§ PASSAGE PROVIDED:
>> Begin
Parallelizing Weights & Biases' Sweeps module on Slurm

Weights & Biases (W&B) provides a number of tools that make tracking machine learning (ML) models a lot easier. One of their most popular tools is their Sweeps module that allows you to easily perform state-of-the-art hyperparameter optimization techniques across many machines in parallel using wandb.agent(). Many academic researchers have access to high performance computing (HPC) clusters that utilize a Slurm job scheduler, but spinning up multiple W&B agents on multiple nodes within a Slurm job is not straightforward. Let me walk you through how to do just that.

This walkthrough has three parts:

Setting up your own burstable Slurm cluster on Amazon Web Services (AWS) using their aws-plugin-for-slurm.
Initiating and scaling a W&B Sweep across multiple nodes on Slurm.
Adding Slurm nodes to a previously initiated W&B Sweep.

NOTE: if you just want to run a single agent (i.e. a single thread on a single node), then your task is much simpler. Just run sweepid = wandb.sweep(config); wandb.agent(sweepid) in your submitted job and you're good to go.

Setting up your own Slurm cluster on AWS

Click to expand

Note: if using specialized AWS instances for the first time (such as the P-family GPU instances) you must request a service limit increase. The number of nodes you request should be at least equal to the number of nodes you'll make available to your Slurm cluster (more below).

AWS offers a great plugin that greatly simplifies the process of creating your own burstable Slurm cluster. This cluster will constantly run a 'headnode' that runs the Slurm daemon (manages the job queue and spins up resources) and a cron job that pulls down unused resources. Your jobs will be run on compute nodes that are spun up when needed and torn down when not used, saving you money. The plugin also offers other cool abilities, like the ability to extend an existing cluster giving you more compute power or specialized hardware when needed, or the ability to specify partitions that only use spot instances which saves you even more money. I will not get into these cool features, but you can read more about it via their README.

Let's get started:

We will be setting up our cluster via a CloudFormation template, a yaml or json file that specifies exactly what we want in our cluster. This template is courtesy of the plugin above and requires a few inputs:

a Virtual Private Cloud (VPC)
two subnets in the VPC but in different availability zones
a headnode instance type
a compute node instance type
an SSH key
the ID for the latest Deep Learning Base AMI in your region (found here)

Your AWS account comes with a default VPC and defaults subnets on every availability zone which you are more than welcome to use. If you want to set up new ones, you may follow the optional instructions below.
>> End
§ MATERIAL PROVIDED:
>> Begin
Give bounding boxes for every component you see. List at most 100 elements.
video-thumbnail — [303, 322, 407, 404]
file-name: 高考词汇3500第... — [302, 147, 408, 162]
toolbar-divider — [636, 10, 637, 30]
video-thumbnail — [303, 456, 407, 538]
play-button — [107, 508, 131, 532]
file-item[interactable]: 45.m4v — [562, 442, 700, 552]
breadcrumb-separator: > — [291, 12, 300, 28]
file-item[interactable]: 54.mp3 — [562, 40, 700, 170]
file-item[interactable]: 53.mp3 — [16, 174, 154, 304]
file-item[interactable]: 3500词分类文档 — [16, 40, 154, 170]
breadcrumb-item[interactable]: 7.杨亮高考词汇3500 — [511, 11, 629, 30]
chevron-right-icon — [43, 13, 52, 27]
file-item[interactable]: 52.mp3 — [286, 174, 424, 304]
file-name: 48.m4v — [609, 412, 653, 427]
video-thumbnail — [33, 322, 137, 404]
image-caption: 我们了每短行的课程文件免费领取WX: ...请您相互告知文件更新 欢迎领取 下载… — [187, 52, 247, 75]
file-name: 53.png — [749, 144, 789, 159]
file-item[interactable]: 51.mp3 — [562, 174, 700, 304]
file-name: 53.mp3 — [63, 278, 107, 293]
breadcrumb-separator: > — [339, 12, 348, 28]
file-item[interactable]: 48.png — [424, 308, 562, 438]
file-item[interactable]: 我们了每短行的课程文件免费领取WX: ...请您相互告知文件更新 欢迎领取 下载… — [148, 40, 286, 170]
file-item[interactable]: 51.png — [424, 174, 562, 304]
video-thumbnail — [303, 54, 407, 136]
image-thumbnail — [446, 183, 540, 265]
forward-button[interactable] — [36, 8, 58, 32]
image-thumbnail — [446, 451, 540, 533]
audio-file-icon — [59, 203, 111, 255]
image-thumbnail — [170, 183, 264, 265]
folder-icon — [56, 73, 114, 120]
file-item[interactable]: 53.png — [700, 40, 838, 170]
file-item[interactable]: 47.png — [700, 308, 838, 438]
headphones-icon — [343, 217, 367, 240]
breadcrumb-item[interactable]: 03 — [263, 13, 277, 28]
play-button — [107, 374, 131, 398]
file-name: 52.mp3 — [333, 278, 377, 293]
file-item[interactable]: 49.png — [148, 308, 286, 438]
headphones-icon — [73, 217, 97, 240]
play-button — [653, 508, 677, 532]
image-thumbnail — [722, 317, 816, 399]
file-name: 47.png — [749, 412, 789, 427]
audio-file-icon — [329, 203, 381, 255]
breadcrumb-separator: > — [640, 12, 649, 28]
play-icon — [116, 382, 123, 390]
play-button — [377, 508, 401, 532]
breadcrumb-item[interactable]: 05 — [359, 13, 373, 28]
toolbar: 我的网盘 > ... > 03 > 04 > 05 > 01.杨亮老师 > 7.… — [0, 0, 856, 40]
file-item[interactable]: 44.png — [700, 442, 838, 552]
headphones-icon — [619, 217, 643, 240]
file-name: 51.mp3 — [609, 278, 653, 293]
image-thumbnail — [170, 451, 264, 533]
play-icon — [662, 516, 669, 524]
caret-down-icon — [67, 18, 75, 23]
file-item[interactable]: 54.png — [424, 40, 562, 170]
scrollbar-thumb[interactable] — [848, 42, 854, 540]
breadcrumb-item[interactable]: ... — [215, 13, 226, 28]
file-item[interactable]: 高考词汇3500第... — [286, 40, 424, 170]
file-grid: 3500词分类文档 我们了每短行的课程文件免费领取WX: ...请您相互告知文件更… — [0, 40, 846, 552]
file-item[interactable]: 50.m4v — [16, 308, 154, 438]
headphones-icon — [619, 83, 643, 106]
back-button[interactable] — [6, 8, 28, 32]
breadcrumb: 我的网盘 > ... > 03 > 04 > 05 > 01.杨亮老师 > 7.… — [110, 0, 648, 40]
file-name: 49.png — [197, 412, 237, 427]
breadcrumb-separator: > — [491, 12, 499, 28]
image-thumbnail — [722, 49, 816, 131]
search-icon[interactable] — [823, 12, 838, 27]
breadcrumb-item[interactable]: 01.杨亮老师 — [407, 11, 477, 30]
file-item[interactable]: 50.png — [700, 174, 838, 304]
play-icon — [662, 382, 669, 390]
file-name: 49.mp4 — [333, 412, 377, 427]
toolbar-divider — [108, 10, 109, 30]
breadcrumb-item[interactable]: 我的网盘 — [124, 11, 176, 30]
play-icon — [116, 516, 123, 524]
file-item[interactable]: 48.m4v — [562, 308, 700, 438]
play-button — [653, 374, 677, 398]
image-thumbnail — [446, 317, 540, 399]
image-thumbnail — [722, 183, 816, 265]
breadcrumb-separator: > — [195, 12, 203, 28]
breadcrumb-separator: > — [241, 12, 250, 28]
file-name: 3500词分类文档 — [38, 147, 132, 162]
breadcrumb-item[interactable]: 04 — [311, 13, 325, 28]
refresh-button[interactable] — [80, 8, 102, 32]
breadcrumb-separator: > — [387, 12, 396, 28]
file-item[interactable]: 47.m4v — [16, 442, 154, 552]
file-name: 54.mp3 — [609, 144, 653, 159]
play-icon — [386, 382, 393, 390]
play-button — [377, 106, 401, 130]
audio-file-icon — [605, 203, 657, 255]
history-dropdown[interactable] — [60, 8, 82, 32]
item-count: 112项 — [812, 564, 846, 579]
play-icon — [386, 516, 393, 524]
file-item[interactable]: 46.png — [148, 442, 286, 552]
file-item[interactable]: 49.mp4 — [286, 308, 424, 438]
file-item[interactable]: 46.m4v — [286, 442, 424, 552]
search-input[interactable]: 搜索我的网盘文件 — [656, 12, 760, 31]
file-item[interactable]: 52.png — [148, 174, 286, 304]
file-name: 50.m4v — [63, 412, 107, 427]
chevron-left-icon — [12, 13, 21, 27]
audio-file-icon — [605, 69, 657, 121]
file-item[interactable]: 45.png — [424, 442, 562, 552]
>> End
§ TASK STATEMENT: Reproduce the Slurm sweeps text between "This walkthrough has" and "initiated W&B Sweep.", inclusive, switching each "W&B" to "Weights & Biases".

§ TASK SOLUTION:
This walkthrough has three parts:

Setting up your own burstable Slurm cluster on Amazon Web Services (AWS) using their aws-plugin-for-slurm.
Initiating and scaling a Weights & Biases Sweep across multiple nodes on Slurm.
Adding Slurm nodes to a previously initiated Weights & Biases Sweep.